━━━━━ Provided records

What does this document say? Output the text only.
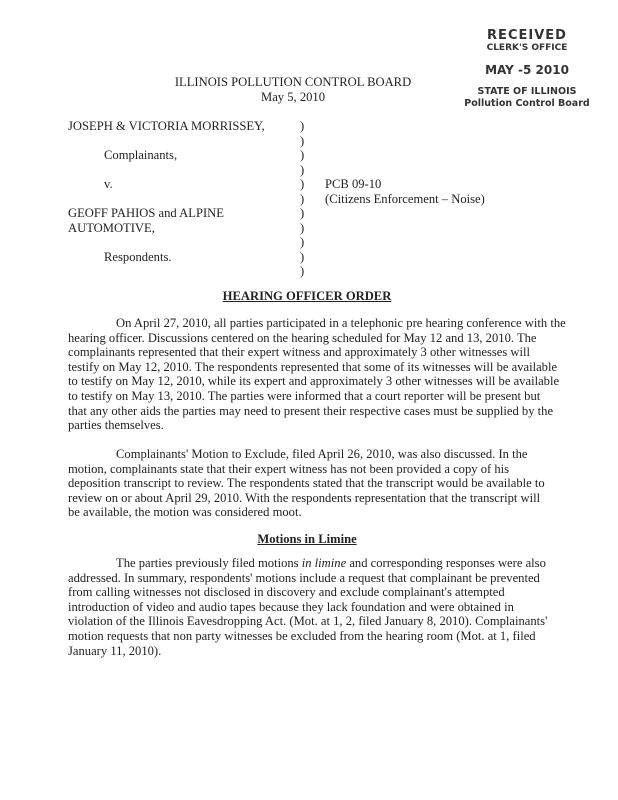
RECEIVED
CLERK'S OFFICE
MAY -5 2010
STATE OF ILLINOIS
Pollution Control Board
ILLINOIS POLLUTION CONTROL BOARD
May 5, 2010
JOSEPH & VICTORIA MORRISSEY,	)
)
Complainants,	)
)
v.	) PCB 09-10
) (Citizens Enforcement – Noise)
GEOFF PAHIOS and ALPINE	)
AUTOMOTIVE,	)
)
Respondents.	)
)
HEARING OFFICER ORDER
On April 27, 2010, all parties participated in a telephonic pre hearing conference with the
hearing officer. Discussions centered on the hearing scheduled for May 12 and 13, 2010. The
complainants represented that their expert witness and approximately 3 other witnesses will
testify on May 12, 2010. The respondents represented that some of its witnesses will be available
to testify on May 12, 2010, while its expert and approximately 3 other witnesses will be available
to testify on May 13, 2010. The parties were informed that a court reporter will be present but
that any other aids the parties may need to present their respective cases must be supplied by the
parties themselves.
Complainants' Motion to Exclude, filed April 26, 2010, was also discussed. In the
motion, complainants state that their expert witness has not been provided a copy of his
deposition transcript to review. The respondents stated that the transcript would be available to
review on or about April 29, 2010. With the respondents representation that the transcript will
be available, the motion was considered moot.
Motions in Limine
The parties previously filed motions in limine and corresponding responses were also
addressed. In summary, respondents' motions include a request that complainant be prevented
from calling witnesses not disclosed in discovery and exclude complainant's attempted
introduction of video and audio tapes because they lack foundation and were obtained in
violation of the Illinois Eavesdropping Act. (Mot. at 1, 2, filed January 8, 2010). Complainants'
motion requests that non party witnesses be excluded from the hearing room (Mot. at 1, filed
January 11, 2010).
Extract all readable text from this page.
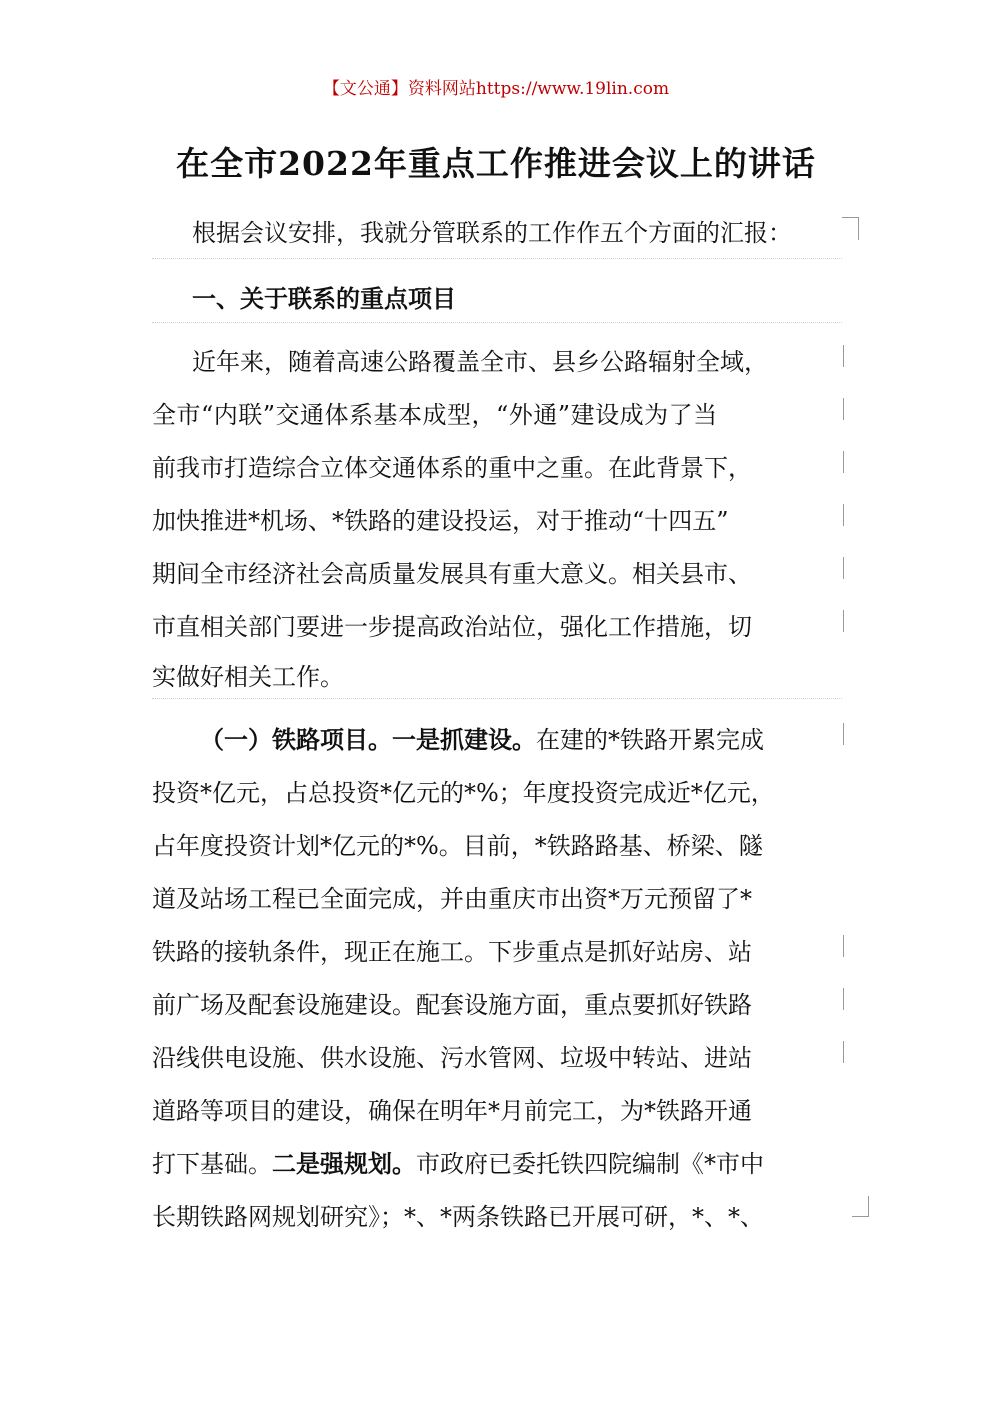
【文公通】资料网站https://www.19lin.com
在全市2022年重点工作推进会议上的讲话
根据会议安排，我就分管联系的工作作五个方面的汇报：
一、关于联系的重点项目
近年来，随着高速公路覆盖全市、县乡公路辐射全域，
全市“内联”交通体系基本成型，“外通”建设成为了当
前我市打造综合立体交通体系的重中之重。在此背景下，
加快推进*机场、*铁路的建设投运，对于推动“十四五”
期间全市经济社会高质量发展具有重大意义。相关县市、
市直相关部门要进一步提高政治站位，强化工作措施，切
实做好相关工作。
（一）铁路项目。一是抓建设。在建的*铁路开累完成
投资*亿元，占总投资*亿元的*%；年度投资完成近*亿元，
占年度投资计划*亿元的*%。目前，*铁路路基、桥梁、隧
道及站场工程已全面完成，并由重庆市出资*万元预留了*
铁路的接轨条件，现正在施工。下步重点是抓好站房、站
前广场及配套设施建设。配套设施方面，重点要抓好铁路
沿线供电设施、供水设施、污水管网、垃圾中转站、进站
道路等项目的建设，确保在明年*月前完工，为*铁路开通
打下基础。二是强规划。市政府已委托铁四院编制《*市中
长期铁路网规划研究》；*、*两条铁路已开展可研，*、*、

━━━━━━━━━━

§ To do: Select every line of the material above holding the word "approximately" and copy it.

§ The result:
complainants represented that their expert witness and approximately 3 other witnesses will
to testify on May 12, 2010, while its expert and approximately 3 other witnesses will be available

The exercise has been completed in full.